◆ What is being asked: Transcribe, word for word, the line containing "Read this page and output its text content." and each line following it through the end of the listing below. Omit all other lines.

-- Start Supplied records --

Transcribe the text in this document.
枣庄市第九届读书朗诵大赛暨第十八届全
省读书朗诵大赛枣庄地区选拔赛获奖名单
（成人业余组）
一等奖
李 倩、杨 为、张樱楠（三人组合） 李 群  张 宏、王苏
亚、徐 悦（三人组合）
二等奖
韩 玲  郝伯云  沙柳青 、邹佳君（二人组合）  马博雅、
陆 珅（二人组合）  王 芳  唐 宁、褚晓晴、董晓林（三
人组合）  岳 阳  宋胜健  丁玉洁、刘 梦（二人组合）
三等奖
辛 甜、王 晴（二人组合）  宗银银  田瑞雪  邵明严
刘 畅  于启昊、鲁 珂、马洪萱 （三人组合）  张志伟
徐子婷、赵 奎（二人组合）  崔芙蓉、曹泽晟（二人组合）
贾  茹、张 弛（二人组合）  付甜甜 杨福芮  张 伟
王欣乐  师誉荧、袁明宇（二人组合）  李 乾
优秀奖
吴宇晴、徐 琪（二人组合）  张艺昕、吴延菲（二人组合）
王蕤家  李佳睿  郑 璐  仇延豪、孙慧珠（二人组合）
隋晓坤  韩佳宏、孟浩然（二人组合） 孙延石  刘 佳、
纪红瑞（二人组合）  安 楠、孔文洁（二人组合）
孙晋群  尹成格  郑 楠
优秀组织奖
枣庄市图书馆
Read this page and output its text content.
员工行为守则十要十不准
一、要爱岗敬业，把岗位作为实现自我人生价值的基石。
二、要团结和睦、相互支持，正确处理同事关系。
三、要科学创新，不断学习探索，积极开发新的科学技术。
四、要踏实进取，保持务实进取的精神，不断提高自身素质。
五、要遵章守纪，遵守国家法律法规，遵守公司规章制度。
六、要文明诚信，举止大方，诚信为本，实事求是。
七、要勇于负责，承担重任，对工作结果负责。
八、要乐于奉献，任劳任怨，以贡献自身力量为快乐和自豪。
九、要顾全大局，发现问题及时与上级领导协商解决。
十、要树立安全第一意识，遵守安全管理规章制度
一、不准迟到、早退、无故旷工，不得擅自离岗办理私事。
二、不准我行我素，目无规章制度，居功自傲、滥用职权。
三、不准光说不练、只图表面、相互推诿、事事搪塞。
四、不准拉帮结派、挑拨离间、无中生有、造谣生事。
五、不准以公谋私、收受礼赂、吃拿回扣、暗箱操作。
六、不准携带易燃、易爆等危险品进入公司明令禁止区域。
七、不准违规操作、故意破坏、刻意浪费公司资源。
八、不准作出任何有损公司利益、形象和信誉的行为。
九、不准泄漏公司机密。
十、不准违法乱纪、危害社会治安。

-- End Supplied records --

◆ Result:
Read this page and output its text content.
员工行为守则十要十不准
一、要爱岗敬业，把岗位作为实现自我人生价值的基石。
二、要团结和睦、相互支持，正确处理同事关系。
三、要科学创新，不断学习探索，积极开发新的科学技术。
四、要踏实进取，保持务实进取的精神，不断提高自身素质。
五、要遵章守纪，遵守国家法律法规，遵守公司规章制度。
六、要文明诚信，举止大方，诚信为本，实事求是。
七、要勇于负责，承担重任，对工作结果负责。
八、要乐于奉献，任劳任怨，以贡献自身力量为快乐和自豪。
九、要顾全大局，发现问题及时与上级领导协商解决。
十、要树立安全第一意识，遵守安全管理规章制度
一、不准迟到、早退、无故旷工，不得擅自离岗办理私事。
二、不准我行我素，目无规章制度，居功自傲、滥用职权。
三、不准光说不练、只图表面、相互推诿、事事搪塞。
四、不准拉帮结派、挑拨离间、无中生有、造谣生事。
五、不准以公谋私、收受礼赂、吃拿回扣、暗箱操作。
六、不准携带易燃、易爆等危险品进入公司明令禁止区域。
七、不准违规操作、故意破坏、刻意浪费公司资源。
八、不准作出任何有损公司利益、形象和信誉的行为。
九、不准泄漏公司机密。
十、不准违法乱纪、危害社会治安。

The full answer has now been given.